== Available records ==

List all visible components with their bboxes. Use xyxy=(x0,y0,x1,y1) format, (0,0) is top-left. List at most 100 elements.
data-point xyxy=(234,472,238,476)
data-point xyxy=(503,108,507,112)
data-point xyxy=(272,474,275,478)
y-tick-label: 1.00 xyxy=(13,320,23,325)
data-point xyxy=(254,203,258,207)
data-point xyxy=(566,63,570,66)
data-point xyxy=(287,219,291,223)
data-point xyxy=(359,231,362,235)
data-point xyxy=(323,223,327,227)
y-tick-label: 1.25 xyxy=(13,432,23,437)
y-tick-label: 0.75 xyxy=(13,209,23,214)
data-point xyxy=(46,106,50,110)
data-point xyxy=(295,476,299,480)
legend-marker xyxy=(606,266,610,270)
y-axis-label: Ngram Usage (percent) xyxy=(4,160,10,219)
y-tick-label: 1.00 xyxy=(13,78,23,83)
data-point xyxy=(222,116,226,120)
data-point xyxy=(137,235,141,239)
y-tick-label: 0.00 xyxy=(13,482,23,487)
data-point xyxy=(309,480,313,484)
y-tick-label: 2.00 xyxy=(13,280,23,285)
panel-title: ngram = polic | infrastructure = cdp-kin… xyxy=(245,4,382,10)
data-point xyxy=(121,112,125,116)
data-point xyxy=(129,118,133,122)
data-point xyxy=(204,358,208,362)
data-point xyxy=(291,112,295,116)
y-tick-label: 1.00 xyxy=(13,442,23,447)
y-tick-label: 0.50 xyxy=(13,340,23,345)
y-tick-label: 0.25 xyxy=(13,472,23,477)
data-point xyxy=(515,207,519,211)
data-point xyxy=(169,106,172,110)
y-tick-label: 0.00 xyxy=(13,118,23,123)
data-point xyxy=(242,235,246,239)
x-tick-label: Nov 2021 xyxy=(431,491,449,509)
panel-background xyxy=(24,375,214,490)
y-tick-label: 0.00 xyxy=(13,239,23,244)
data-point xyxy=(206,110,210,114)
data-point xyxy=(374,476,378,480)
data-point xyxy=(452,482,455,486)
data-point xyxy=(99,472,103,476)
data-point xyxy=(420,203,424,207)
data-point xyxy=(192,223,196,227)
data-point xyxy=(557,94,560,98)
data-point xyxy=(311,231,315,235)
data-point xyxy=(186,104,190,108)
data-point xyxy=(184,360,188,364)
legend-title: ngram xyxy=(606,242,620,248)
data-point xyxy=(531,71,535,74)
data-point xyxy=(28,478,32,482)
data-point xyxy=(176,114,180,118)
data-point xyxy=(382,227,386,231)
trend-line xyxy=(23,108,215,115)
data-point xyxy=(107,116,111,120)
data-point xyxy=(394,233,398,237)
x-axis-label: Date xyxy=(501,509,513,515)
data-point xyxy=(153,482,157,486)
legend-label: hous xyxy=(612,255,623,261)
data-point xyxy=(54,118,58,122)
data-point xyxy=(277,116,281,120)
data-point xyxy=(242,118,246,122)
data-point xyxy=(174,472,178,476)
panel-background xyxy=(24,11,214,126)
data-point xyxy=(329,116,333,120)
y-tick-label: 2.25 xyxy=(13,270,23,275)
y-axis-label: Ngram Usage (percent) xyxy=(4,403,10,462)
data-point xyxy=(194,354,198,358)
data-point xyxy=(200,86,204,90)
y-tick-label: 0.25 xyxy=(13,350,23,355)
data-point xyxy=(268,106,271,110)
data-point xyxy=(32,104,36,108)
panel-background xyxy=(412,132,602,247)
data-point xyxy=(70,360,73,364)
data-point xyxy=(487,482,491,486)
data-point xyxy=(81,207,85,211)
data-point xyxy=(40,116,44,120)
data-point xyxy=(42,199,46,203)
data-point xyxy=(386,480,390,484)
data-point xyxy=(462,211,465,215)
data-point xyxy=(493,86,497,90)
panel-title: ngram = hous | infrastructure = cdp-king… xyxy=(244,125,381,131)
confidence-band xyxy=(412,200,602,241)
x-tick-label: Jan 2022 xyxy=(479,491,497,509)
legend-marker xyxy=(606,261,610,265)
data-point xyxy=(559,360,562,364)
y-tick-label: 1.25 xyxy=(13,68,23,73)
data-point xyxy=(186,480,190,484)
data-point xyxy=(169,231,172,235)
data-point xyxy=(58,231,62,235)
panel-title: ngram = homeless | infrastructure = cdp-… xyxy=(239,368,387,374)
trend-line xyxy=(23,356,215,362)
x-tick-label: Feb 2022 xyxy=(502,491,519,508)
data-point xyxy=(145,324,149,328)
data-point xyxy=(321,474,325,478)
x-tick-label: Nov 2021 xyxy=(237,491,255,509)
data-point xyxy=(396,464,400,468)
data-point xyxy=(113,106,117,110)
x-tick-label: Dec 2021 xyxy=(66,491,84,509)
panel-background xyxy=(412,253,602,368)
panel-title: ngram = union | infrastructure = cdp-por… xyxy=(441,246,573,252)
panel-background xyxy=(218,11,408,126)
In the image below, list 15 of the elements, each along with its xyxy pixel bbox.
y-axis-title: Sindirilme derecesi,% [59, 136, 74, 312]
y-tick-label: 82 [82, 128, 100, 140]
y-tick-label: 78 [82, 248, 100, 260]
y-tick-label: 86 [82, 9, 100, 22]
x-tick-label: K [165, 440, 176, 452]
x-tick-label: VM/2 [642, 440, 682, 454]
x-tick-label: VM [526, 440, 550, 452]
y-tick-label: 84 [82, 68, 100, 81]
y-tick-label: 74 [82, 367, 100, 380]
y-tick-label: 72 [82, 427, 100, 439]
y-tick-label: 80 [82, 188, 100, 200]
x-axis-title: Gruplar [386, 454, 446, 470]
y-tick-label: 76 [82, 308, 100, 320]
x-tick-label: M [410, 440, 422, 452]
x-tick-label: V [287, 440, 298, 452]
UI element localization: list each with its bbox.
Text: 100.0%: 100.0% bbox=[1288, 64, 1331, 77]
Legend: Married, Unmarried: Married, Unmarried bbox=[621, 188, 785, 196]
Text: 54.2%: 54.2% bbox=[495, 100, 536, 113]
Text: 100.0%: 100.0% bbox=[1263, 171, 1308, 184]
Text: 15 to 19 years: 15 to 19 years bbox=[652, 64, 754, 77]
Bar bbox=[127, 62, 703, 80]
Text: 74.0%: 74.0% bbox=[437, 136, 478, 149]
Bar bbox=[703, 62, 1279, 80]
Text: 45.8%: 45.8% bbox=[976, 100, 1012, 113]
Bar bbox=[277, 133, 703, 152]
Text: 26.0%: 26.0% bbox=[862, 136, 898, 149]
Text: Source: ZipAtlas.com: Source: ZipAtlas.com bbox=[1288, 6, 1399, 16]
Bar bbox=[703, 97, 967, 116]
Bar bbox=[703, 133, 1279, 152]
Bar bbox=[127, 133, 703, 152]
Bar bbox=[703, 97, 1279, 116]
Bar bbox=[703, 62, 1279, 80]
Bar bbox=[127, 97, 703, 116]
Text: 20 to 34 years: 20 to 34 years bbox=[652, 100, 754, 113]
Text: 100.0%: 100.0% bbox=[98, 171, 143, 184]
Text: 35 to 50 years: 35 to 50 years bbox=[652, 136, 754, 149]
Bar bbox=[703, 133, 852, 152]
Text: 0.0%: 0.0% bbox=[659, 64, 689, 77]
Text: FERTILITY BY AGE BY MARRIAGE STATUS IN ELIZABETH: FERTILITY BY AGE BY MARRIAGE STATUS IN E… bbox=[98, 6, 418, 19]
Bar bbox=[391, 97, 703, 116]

===

### Goal of the exercise
Substitute "plot-point" for "data-point" in the lines from the first line through the line holding "y-tick-label: 1.00 xyxy=(13,320,23,325)", inclusive, and leave everything else unchanged.

### Solution for this problem
List all visible components with their bboxes. Use xyxy=(x0,y0,x1,y1) format, (0,0) is top-left. List at most 100 elements.
plot-point xyxy=(234,472,238,476)
plot-point xyxy=(503,108,507,112)
plot-point xyxy=(272,474,275,478)
y-tick-label: 1.00 xyxy=(13,320,23,325)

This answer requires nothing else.